RECORDS FOR THIS EXERCISE:
━━━━━━━━━━━━━━━━

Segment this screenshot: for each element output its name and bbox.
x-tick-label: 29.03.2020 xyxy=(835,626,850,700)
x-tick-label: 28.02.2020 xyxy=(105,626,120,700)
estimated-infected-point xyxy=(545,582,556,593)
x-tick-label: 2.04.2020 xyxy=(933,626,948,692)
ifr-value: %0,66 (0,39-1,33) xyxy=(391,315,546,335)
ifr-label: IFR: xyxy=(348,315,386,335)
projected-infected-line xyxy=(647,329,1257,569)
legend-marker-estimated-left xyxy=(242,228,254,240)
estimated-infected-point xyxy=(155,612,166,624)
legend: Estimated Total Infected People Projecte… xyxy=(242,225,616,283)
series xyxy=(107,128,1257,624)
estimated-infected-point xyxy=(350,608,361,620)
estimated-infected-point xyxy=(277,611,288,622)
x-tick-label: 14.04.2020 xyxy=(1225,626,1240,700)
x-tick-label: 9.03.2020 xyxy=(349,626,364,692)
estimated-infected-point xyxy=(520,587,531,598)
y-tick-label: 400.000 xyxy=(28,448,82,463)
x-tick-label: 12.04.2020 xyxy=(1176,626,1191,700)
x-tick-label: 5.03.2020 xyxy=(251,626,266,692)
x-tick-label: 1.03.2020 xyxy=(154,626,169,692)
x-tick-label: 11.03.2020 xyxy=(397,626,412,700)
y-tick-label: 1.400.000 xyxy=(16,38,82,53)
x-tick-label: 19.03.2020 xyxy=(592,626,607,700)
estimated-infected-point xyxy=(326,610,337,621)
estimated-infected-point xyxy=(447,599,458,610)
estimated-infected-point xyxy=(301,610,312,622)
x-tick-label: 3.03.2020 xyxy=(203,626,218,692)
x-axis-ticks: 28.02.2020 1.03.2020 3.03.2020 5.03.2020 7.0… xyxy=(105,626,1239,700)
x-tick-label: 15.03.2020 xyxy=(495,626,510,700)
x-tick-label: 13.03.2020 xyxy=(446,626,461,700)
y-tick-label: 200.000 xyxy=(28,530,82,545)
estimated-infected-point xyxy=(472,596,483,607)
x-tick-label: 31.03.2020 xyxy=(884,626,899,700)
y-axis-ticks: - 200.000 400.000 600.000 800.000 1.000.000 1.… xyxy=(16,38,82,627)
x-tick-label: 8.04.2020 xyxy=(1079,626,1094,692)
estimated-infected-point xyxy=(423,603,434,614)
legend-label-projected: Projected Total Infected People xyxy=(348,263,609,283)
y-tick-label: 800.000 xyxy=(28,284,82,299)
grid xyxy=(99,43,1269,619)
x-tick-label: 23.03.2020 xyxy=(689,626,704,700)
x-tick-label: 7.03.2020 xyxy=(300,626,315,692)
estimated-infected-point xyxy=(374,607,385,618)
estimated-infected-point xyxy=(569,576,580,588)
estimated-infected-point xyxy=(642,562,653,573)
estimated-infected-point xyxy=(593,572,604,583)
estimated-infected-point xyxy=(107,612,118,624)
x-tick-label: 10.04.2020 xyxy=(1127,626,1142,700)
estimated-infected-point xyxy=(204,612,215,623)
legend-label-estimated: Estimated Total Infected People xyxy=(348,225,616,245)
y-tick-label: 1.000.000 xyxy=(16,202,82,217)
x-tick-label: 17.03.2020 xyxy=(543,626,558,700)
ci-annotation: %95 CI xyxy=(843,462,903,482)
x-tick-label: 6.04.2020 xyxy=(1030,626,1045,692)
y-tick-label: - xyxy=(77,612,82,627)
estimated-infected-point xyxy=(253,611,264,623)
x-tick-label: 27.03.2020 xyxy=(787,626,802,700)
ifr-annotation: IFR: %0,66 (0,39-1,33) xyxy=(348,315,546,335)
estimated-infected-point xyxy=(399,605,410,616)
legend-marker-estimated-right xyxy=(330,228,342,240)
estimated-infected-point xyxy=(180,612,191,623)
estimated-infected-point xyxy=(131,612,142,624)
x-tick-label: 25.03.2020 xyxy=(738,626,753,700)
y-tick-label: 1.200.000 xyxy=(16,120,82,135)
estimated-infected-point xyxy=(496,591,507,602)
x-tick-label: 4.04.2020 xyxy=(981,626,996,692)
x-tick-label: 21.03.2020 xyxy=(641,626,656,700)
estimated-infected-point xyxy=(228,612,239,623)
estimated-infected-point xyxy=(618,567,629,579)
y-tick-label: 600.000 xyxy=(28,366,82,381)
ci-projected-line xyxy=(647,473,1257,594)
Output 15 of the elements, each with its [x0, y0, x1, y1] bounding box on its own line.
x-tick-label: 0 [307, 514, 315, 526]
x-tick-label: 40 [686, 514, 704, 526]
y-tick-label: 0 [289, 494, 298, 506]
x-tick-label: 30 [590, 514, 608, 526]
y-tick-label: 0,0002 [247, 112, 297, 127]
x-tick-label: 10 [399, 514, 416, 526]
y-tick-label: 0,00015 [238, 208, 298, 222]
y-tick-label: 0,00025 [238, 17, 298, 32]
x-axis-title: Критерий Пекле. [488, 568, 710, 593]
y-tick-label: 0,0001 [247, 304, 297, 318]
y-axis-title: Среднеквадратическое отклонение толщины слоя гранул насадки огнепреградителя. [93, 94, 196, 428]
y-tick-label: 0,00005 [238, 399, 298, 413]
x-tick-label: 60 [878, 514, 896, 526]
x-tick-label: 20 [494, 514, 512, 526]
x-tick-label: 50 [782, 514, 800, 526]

━━━━━━━━━━━━━━━━

THE TASK: Rewrite the items above, replacing every "x-tick-label" with "x-tick" and leaving everything else unchanged.

TASK SOLUTION:
Segment this screenshot: for each element output its name and bbox.
x-tick: 29.03.2020 xyxy=(835,626,850,700)
x-tick: 28.02.2020 xyxy=(105,626,120,700)
estimated-infected-point xyxy=(545,582,556,593)
x-tick: 2.04.2020 xyxy=(933,626,948,692)
ifr-value: %0,66 (0,39-1,33) xyxy=(391,315,546,335)
ifr-label: IFR: xyxy=(348,315,386,335)
projected-infected-line xyxy=(647,329,1257,569)
legend-marker-estimated-left xyxy=(242,228,254,240)
estimated-infected-point xyxy=(155,612,166,624)
legend: Estimated Total Infected People Projecte… xyxy=(242,225,616,283)
series xyxy=(107,128,1257,624)
estimated-infected-point xyxy=(350,608,361,620)
estimated-infected-point xyxy=(277,611,288,622)
x-tick: 14.04.2020 xyxy=(1225,626,1240,700)
x-tick: 9.03.2020 xyxy=(349,626,364,692)
estimated-infected-point xyxy=(520,587,531,598)
y-tick-label: 400.000 xyxy=(28,448,82,463)
x-tick: 12.04.2020 xyxy=(1176,626,1191,700)
x-tick: 5.03.2020 xyxy=(251,626,266,692)
x-tick: 1.03.2020 xyxy=(154,626,169,692)
x-tick: 11.03.2020 xyxy=(397,626,412,700)
y-tick-label: 1.400.000 xyxy=(16,38,82,53)
x-tick: 19.03.2020 xyxy=(592,626,607,700)
estimated-infected-point xyxy=(326,610,337,621)
estimated-infected-point xyxy=(447,599,458,610)
estimated-infected-point xyxy=(301,610,312,622)
x-tick: 3.03.2020 xyxy=(203,626,218,692)
x-axis-ticks: 28.02.2020 1.03.2020 3.03.2020 5.03.2020 7.0… xyxy=(105,626,1239,700)
x-tick: 15.03.2020 xyxy=(495,626,510,700)
x-tick: 13.03.2020 xyxy=(446,626,461,700)
y-tick-label: 200.000 xyxy=(28,530,82,545)
estimated-infected-point xyxy=(472,596,483,607)
x-tick: 31.03.2020 xyxy=(884,626,899,700)
y-axis-ticks: - 200.000 400.000 600.000 800.000 1.000.000 1.… xyxy=(16,38,82,627)
x-tick: 8.04.2020 xyxy=(1079,626,1094,692)
estimated-infected-point xyxy=(423,603,434,614)
legend-label-projected: Projected Total Infected People xyxy=(348,263,609,283)
y-tick-label: 800.000 xyxy=(28,284,82,299)
grid xyxy=(99,43,1269,619)
x-tick: 23.03.2020 xyxy=(689,626,704,700)
x-tick: 7.03.2020 xyxy=(300,626,315,692)
estimated-infected-point xyxy=(374,607,385,618)
estimated-infected-point xyxy=(569,576,580,588)
estimated-infected-point xyxy=(642,562,653,573)
estimated-infected-point xyxy=(593,572,604,583)
estimated-infected-point xyxy=(107,612,118,624)
x-tick: 10.04.2020 xyxy=(1127,626,1142,700)
estimated-infected-point xyxy=(204,612,215,623)
legend-label-estimated: Estimated Total Infected People xyxy=(348,225,616,245)
y-tick-label: 1.000.000 xyxy=(16,202,82,217)
x-tick: 17.03.2020 xyxy=(543,626,558,700)
ci-annotation: %95 CI xyxy=(843,462,903,482)
x-tick: 6.04.2020 xyxy=(1030,626,1045,692)
y-tick-label: - xyxy=(77,612,82,627)
estimated-infected-point xyxy=(253,611,264,623)
x-tick: 27.03.2020 xyxy=(787,626,802,700)
ifr-annotation: IFR: %0,66 (0,39-1,33) xyxy=(348,315,546,335)
estimated-infected-point xyxy=(399,605,410,616)
legend-marker-estimated-right xyxy=(330,228,342,240)
estimated-infected-point xyxy=(180,612,191,623)
estimated-infected-point xyxy=(131,612,142,624)
x-tick: 25.03.2020 xyxy=(738,626,753,700)
y-tick-label: 1.200.000 xyxy=(16,120,82,135)
estimated-infected-point xyxy=(496,591,507,602)
x-tick: 4.04.2020 xyxy=(981,626,996,692)
x-tick: 21.03.2020 xyxy=(641,626,656,700)
estimated-infected-point xyxy=(228,612,239,623)
estimated-infected-point xyxy=(618,567,629,579)
y-tick-label: 600.000 xyxy=(28,366,82,381)
ci-projected-line xyxy=(647,473,1257,594)
Output 15 of the elements, each with its [x0, y0, x1, y1] bounding box on its own line.
x-tick: 0 [307, 514, 315, 526]
x-tick: 40 [686, 514, 704, 526]
y-tick-label: 0 [289, 494, 298, 506]
x-tick: 30 [590, 514, 608, 526]
y-tick-label: 0,0002 [247, 112, 297, 127]
x-tick: 10 [399, 514, 416, 526]
y-tick-label: 0,00015 [238, 208, 298, 222]
y-tick-label: 0,00025 [238, 17, 298, 32]
x-axis-title: Критерий Пекле. [488, 568, 710, 593]
y-tick-label: 0,0001 [247, 304, 297, 318]
y-axis-title: Среднеквадратическое отклонение толщины слоя гранул насадки огнепреградителя. [93, 94, 196, 428]
y-tick-label: 0,00005 [238, 399, 298, 413]
x-tick: 60 [878, 514, 896, 526]
x-tick: 20 [494, 514, 512, 526]
x-tick: 50 [782, 514, 800, 526]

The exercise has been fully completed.